> [Problem statement]:
The entries that follow should be written out exactly.

*** Dataset excerpts

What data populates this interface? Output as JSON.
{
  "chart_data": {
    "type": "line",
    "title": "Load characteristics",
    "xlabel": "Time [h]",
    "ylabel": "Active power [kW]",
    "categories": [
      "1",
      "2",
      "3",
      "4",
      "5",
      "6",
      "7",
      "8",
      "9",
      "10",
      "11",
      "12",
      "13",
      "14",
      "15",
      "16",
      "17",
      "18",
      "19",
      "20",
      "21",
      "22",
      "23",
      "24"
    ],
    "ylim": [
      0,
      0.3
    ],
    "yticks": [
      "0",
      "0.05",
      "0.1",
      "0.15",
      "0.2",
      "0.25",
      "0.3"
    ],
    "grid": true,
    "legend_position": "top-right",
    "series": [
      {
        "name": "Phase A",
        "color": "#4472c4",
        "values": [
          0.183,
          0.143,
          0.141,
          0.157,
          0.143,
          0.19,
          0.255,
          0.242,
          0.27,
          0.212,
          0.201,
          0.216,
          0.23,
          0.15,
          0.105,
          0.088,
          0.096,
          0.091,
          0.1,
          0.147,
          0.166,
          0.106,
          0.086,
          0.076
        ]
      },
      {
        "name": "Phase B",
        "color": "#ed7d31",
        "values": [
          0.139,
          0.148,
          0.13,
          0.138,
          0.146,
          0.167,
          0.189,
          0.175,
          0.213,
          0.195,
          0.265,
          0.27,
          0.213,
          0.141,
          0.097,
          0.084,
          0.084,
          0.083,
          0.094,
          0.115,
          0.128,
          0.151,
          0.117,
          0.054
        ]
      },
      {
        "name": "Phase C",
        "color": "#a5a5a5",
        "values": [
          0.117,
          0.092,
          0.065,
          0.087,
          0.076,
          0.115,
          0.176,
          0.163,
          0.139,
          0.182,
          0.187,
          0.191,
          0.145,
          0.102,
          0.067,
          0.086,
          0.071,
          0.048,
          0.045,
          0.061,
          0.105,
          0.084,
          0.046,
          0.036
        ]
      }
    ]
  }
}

******

> [Task response]:
What data populates this interface? Output as JSON.
{
  "chart_data": {
    "type": "line",
    "title": "Load characteristics",
    "xlabel": "Time [h]",
    "ylabel": "Active power [kW]",
    "categories": [
      "1",
      "2",
      "3",
      "4",
      "5",
      "6",
      "7",
      "8",
      "9",
      "10",
      "11",
      "12",
      "13",
      "14",
      "15",
      "16",
      "17",
      "18",
      "19",
      "20",
      "21",
      "22",
      "23",
      "24"
    ],
    "ylim": [
      0,
      0.3
    ],
    "yticks": [
      "0",
      "0.05",
      "0.1",
      "0.15",
      "0.2",
      "0.25",
      "0.3"
    ],
    "grid": true,
    "legend_position": "top-right",
    "series": [
      {
        "name": "Phase A",
        "color": "#4472c4",
        "values": [
          0.183,
          0.143,
          0.141,
          0.157,
          0.143,
          0.19,
          0.255,
          0.242,
          0.27,
          0.212,
          0.201,
          0.216,
          0.23,
          0.15,
          0.105,
          0.088,
          0.096,
          0.091,
          0.1,
          0.147,
          0.166,
          0.106,
          0.086,
          0.076
        ]
      },
      {
        "name": "Phase B",
        "color": "#ed7d31",
        "values": [
          0.139,
          0.148,
          0.13,
          0.138,
          0.146,
          0.167,
          0.189,
          0.175,
          0.213,
          0.195,
          0.265,
          0.27,
          0.213,
          0.141,
          0.097,
          0.084,
          0.084,
          0.083,
          0.094,
          0.115,
          0.128,
          0.151,
          0.117,
          0.054
        ]
      },
      {
        "name": "Phase C",
        "color": "#a5a5a5",
        "values": [
          0.117,
          0.092,
          0.065,
          0.087,
          0.076,
          0.115,
          0.176,
          0.163,
          0.139,
          0.182,
          0.187,
          0.191,
          0.145,
          0.102,
          0.067,
          0.086,
          0.071,
          0.048,
          0.045,
          0.061,
          0.105,
          0.084,
          0.046,
          0.036
        ]
      }
    ]
  }
}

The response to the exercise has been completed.